Copy out, from the entries below, each line holding the string "mayor".

★ ★ ★ ★

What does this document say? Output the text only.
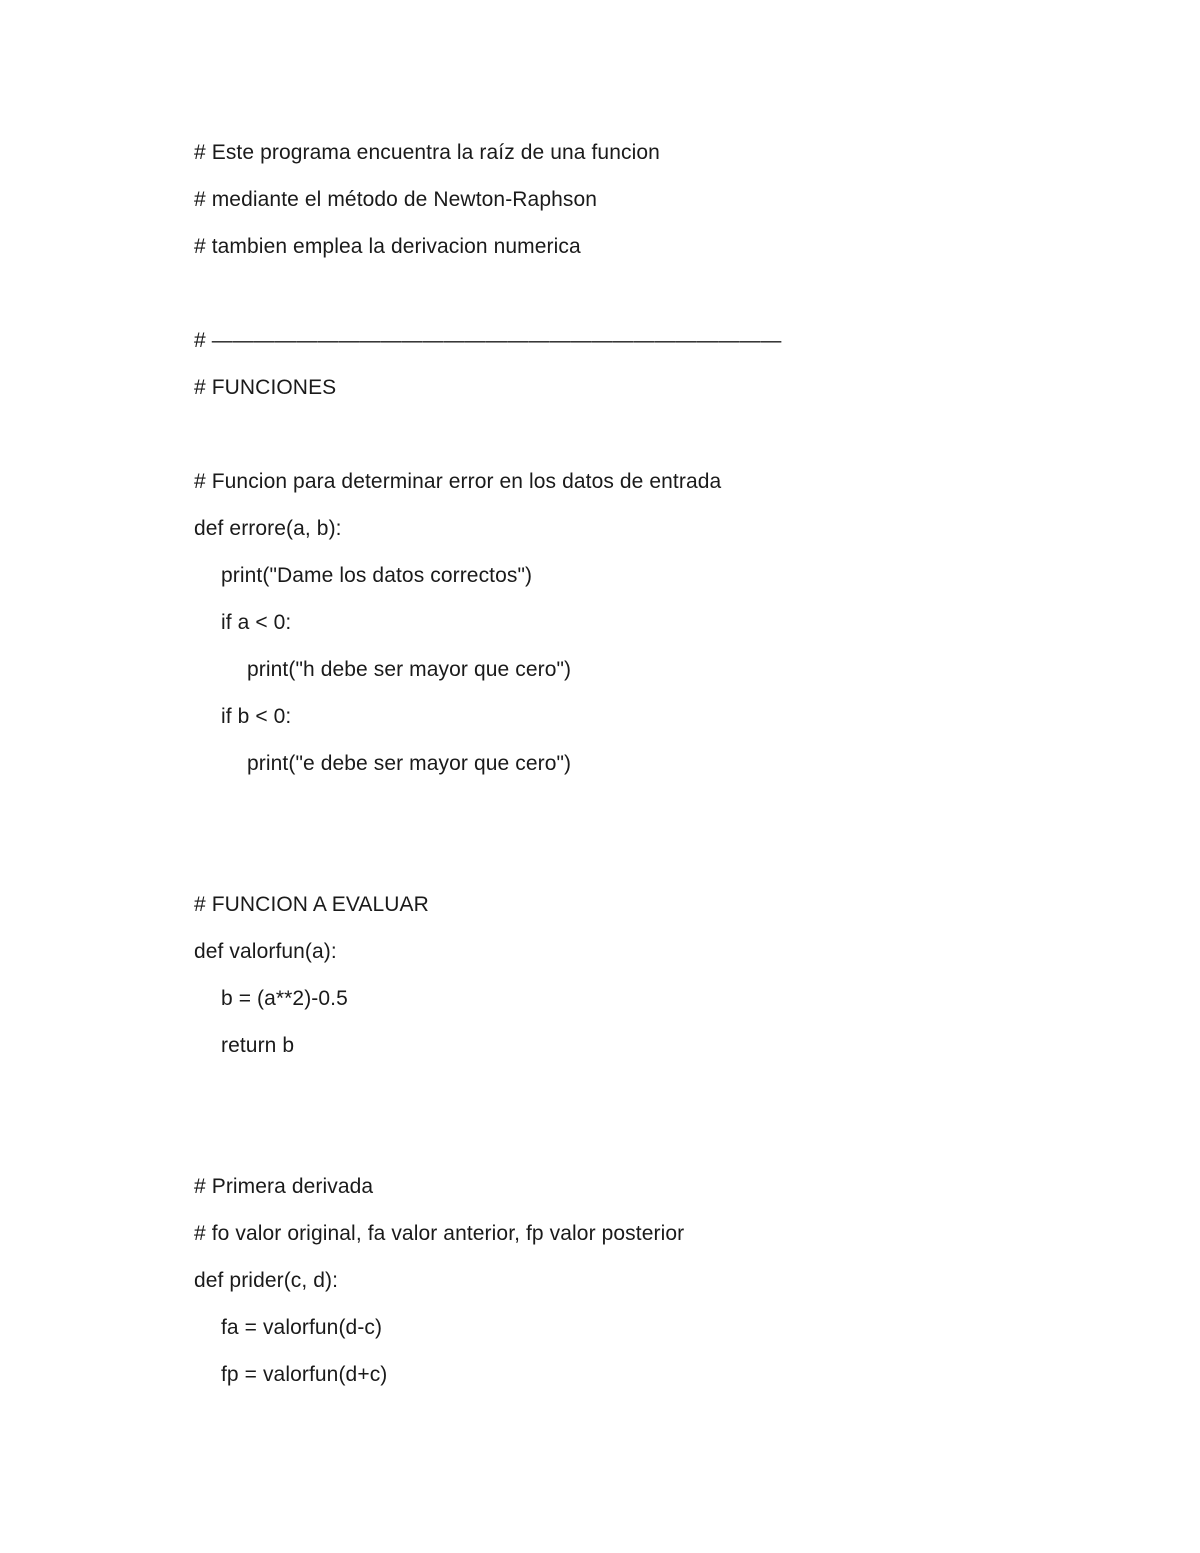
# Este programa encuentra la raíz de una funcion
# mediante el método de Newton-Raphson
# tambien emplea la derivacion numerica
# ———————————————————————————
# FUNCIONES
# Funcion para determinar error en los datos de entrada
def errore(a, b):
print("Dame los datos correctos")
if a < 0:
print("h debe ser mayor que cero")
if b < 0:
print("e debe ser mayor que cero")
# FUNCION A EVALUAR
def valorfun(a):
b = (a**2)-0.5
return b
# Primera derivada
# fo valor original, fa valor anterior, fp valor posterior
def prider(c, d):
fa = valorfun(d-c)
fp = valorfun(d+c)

★ ★ ★ ★

* **ANSWER TO THE TASK**
print("h debe ser mayor que cero")
print("e debe ser mayor que cero")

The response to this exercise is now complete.